SHORT EXERCISE —
Your task is to print the material below exactly as presented.

(Dataset records)
————————

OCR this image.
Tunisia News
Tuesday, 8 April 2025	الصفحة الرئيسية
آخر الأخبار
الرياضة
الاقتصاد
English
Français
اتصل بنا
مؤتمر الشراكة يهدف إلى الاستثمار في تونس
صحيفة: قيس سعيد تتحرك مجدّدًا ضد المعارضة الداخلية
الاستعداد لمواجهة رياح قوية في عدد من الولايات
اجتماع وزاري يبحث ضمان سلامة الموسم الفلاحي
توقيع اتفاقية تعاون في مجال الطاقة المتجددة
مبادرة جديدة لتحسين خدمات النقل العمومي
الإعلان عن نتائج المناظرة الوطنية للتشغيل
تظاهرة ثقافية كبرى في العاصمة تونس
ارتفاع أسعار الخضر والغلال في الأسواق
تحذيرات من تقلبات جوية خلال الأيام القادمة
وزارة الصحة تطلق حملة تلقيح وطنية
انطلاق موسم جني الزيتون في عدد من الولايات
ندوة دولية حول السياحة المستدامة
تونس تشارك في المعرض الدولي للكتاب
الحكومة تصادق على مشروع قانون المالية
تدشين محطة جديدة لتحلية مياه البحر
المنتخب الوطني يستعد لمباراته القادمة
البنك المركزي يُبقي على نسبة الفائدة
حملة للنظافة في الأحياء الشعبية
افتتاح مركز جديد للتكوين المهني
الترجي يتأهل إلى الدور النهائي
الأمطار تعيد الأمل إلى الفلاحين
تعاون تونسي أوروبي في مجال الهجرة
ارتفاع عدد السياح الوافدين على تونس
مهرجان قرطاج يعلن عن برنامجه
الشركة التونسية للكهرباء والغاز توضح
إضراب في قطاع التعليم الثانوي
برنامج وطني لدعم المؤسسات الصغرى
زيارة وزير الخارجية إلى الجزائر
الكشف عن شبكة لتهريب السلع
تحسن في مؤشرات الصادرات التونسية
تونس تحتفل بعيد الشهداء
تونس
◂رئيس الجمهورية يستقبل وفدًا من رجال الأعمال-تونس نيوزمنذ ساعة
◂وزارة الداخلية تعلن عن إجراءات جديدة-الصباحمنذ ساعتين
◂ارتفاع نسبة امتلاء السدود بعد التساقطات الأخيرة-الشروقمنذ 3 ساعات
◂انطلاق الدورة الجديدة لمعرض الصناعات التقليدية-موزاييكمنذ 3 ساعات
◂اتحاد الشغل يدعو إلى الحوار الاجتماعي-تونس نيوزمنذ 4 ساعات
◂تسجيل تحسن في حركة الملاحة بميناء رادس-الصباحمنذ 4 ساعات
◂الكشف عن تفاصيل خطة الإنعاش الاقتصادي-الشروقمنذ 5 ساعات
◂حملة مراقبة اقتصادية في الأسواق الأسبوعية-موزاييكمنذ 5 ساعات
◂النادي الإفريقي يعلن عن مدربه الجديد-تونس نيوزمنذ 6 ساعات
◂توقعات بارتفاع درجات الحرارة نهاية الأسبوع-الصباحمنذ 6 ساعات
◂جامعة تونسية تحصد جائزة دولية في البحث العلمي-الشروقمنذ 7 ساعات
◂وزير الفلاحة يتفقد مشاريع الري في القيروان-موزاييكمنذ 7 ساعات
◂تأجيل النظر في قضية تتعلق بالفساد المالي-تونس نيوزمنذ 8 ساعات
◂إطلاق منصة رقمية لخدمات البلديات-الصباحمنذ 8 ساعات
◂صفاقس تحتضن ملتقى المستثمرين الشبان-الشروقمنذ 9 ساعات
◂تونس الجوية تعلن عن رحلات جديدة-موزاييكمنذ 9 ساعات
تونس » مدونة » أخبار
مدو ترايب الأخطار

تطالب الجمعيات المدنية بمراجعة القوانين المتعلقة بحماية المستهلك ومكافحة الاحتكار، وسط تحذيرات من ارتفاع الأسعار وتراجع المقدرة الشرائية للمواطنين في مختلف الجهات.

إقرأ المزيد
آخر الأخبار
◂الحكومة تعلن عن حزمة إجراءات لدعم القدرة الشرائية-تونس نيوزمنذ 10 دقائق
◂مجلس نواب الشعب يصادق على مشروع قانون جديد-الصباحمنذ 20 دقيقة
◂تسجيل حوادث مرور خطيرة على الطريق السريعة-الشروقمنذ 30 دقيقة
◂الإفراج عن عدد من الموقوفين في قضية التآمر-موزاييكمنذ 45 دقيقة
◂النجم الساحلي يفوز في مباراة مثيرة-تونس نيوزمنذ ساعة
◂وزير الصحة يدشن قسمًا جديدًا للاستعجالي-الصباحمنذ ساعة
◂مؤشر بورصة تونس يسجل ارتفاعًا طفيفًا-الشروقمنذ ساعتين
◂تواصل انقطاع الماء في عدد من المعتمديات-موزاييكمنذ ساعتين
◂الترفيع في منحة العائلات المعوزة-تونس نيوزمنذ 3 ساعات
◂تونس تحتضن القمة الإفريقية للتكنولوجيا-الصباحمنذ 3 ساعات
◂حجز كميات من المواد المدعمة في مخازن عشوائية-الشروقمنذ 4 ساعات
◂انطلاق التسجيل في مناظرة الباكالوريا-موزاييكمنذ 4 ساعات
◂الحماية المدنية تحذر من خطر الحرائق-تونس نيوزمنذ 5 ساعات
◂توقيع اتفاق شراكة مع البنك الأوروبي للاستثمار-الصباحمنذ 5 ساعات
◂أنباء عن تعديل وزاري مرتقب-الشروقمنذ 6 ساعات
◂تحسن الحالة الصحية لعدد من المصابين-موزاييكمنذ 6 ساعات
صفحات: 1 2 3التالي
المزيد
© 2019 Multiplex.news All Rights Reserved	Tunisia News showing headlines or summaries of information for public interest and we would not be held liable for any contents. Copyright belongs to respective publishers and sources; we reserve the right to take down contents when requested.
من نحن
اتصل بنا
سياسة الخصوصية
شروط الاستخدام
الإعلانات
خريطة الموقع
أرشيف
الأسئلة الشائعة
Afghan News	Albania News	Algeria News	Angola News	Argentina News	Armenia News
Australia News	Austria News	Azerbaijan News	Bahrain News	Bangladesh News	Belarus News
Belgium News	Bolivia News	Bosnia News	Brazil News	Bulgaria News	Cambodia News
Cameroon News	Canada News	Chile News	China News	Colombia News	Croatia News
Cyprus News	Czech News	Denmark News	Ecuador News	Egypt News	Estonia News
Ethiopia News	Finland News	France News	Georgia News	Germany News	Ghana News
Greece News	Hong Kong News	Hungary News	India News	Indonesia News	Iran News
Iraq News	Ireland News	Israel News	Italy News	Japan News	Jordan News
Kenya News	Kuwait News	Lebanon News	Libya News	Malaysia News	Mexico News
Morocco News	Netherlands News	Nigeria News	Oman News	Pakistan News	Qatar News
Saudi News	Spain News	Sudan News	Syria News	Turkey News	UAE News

————————

WRITTEN REPLY —
OCR this image.
Tunisia News
Tuesday, 8 April 2025	الصفحة الرئيسية
آخر الأخبار
الرياضة
الاقتصاد
English
Français
اتصل بنا
مؤتمر الشراكة يهدف إلى الاستثمار في تونس
صحيفة: قيس سعيد تتحرك مجدّدًا ضد المعارضة الداخلية
الاستعداد لمواجهة رياح قوية في عدد من الولايات
اجتماع وزاري يبحث ضمان سلامة الموسم الفلاحي
توقيع اتفاقية تعاون في مجال الطاقة المتجددة
مبادرة جديدة لتحسين خدمات النقل العمومي
الإعلان عن نتائج المناظرة الوطنية للتشغيل
تظاهرة ثقافية كبرى في العاصمة تونس
ارتفاع أسعار الخضر والغلال في الأسواق
تحذيرات من تقلبات جوية خلال الأيام القادمة
وزارة الصحة تطلق حملة تلقيح وطنية
انطلاق موسم جني الزيتون في عدد من الولايات
ندوة دولية حول السياحة المستدامة
تونس تشارك في المعرض الدولي للكتاب
الحكومة تصادق على مشروع قانون المالية
تدشين محطة جديدة لتحلية مياه البحر
المنتخب الوطني يستعد لمباراته القادمة
البنك المركزي يُبقي على نسبة الفائدة
حملة للنظافة في الأحياء الشعبية
افتتاح مركز جديد للتكوين المهني
الترجي يتأهل إلى الدور النهائي
الأمطار تعيد الأمل إلى الفلاحين
تعاون تونسي أوروبي في مجال الهجرة
ارتفاع عدد السياح الوافدين على تونس
مهرجان قرطاج يعلن عن برنامجه
الشركة التونسية للكهرباء والغاز توضح
إضراب في قطاع التعليم الثانوي
برنامج وطني لدعم المؤسسات الصغرى
زيارة وزير الخارجية إلى الجزائر
الكشف عن شبكة لتهريب السلع
تحسن في مؤشرات الصادرات التونسية
تونس تحتفل بعيد الشهداء
تونس
◂رئيس الجمهورية يستقبل وفدًا من رجال الأعمال-تونس نيوزمنذ ساعة
◂وزارة الداخلية تعلن عن إجراءات جديدة-الصباحمنذ ساعتين
◂ارتفاع نسبة امتلاء السدود بعد التساقطات الأخيرة-الشروقمنذ 3 ساعات
◂انطلاق الدورة الجديدة لمعرض الصناعات التقليدية-موزاييكمنذ 3 ساعات
◂اتحاد الشغل يدعو إلى الحوار الاجتماعي-تونس نيوزمنذ 4 ساعات
◂تسجيل تحسن في حركة الملاحة بميناء رادس-الصباحمنذ 4 ساعات
◂الكشف عن تفاصيل خطة الإنعاش الاقتصادي-الشروقمنذ 5 ساعات
◂حملة مراقبة اقتصادية في الأسواق الأسبوعية-موزاييكمنذ 5 ساعات
◂النادي الإفريقي يعلن عن مدربه الجديد-تونس نيوزمنذ 6 ساعات
◂توقعات بارتفاع درجات الحرارة نهاية الأسبوع-الصباحمنذ 6 ساعات
◂جامعة تونسية تحصد جائزة دولية في البحث العلمي-الشروقمنذ 7 ساعات
◂وزير الفلاحة يتفقد مشاريع الري في القيروان-موزاييكمنذ 7 ساعات
◂تأجيل النظر في قضية تتعلق بالفساد المالي-تونس نيوزمنذ 8 ساعات
◂إطلاق منصة رقمية لخدمات البلديات-الصباحمنذ 8 ساعات
◂صفاقس تحتضن ملتقى المستثمرين الشبان-الشروقمنذ 9 ساعات
◂تونس الجوية تعلن عن رحلات جديدة-موزاييكمنذ 9 ساعات
تونس » مدونة » أخبار
مدو ترايب الأخطار

تطالب الجمعيات المدنية بمراجعة القوانين المتعلقة بحماية المستهلك ومكافحة الاحتكار، وسط تحذيرات من ارتفاع الأسعار وتراجع المقدرة الشرائية للمواطنين في مختلف الجهات.

إقرأ المزيد
آخر الأخبار
◂الحكومة تعلن عن حزمة إجراءات لدعم القدرة الشرائية-تونس نيوزمنذ 10 دقائق
◂مجلس نواب الشعب يصادق على مشروع قانون جديد-الصباحمنذ 20 دقيقة
◂تسجيل حوادث مرور خطيرة على الطريق السريعة-الشروقمنذ 30 دقيقة
◂الإفراج عن عدد من الموقوفين في قضية التآمر-موزاييكمنذ 45 دقيقة
◂النجم الساحلي يفوز في مباراة مثيرة-تونس نيوزمنذ ساعة
◂وزير الصحة يدشن قسمًا جديدًا للاستعجالي-الصباحمنذ ساعة
◂مؤشر بورصة تونس يسجل ارتفاعًا طفيفًا-الشروقمنذ ساعتين
◂تواصل انقطاع الماء في عدد من المعتمديات-موزاييكمنذ ساعتين
◂الترفيع في منحة العائلات المعوزة-تونس نيوزمنذ 3 ساعات
◂تونس تحتضن القمة الإفريقية للتكنولوجيا-الصباحمنذ 3 ساعات
◂حجز كميات من المواد المدعمة في مخازن عشوائية-الشروقمنذ 4 ساعات
◂انطلاق التسجيل في مناظرة الباكالوريا-موزاييكمنذ 4 ساعات
◂الحماية المدنية تحذر من خطر الحرائق-تونس نيوزمنذ 5 ساعات
◂توقيع اتفاق شراكة مع البنك الأوروبي للاستثمار-الصباحمنذ 5 ساعات
◂أنباء عن تعديل وزاري مرتقب-الشروقمنذ 6 ساعات
◂تحسن الحالة الصحية لعدد من المصابين-موزاييكمنذ 6 ساعات
صفحات: 1 2 3التالي
المزيد
© 2019 Multiplex.news All Rights Reserved	Tunisia News showing headlines or summaries of information for public interest and we would not be held liable for any contents. Copyright belongs to respective publishers and sources; we reserve the right to take down contents when requested.
من نحن
اتصل بنا
سياسة الخصوصية
شروط الاستخدام
الإعلانات
خريطة الموقع
أرشيف
الأسئلة الشائعة
Afghan News	Albania News	Algeria News	Angola News	Argentina News	Armenia News
Australia News	Austria News	Azerbaijan News	Bahrain News	Bangladesh News	Belarus News
Belgium News	Bolivia News	Bosnia News	Brazil News	Bulgaria News	Cambodia News
Cameroon News	Canada News	Chile News	China News	Colombia News	Croatia News
Cyprus News	Czech News	Denmark News	Ecuador News	Egypt News	Estonia News
Ethiopia News	Finland News	France News	Georgia News	Germany News	Ghana News
Greece News	Hong Kong News	Hungary News	India News	Indonesia News	Iran News
Iraq News	Ireland News	Israel News	Italy News	Japan News	Jordan News
Kenya News	Kuwait News	Lebanon News	Libya News	Malaysia News	Mexico News
Morocco News	Netherlands News	Nigeria News	Oman News	Pakistan News	Qatar News
Saudi News	Spain News	Sudan News	Syria News	Turkey News	UAE News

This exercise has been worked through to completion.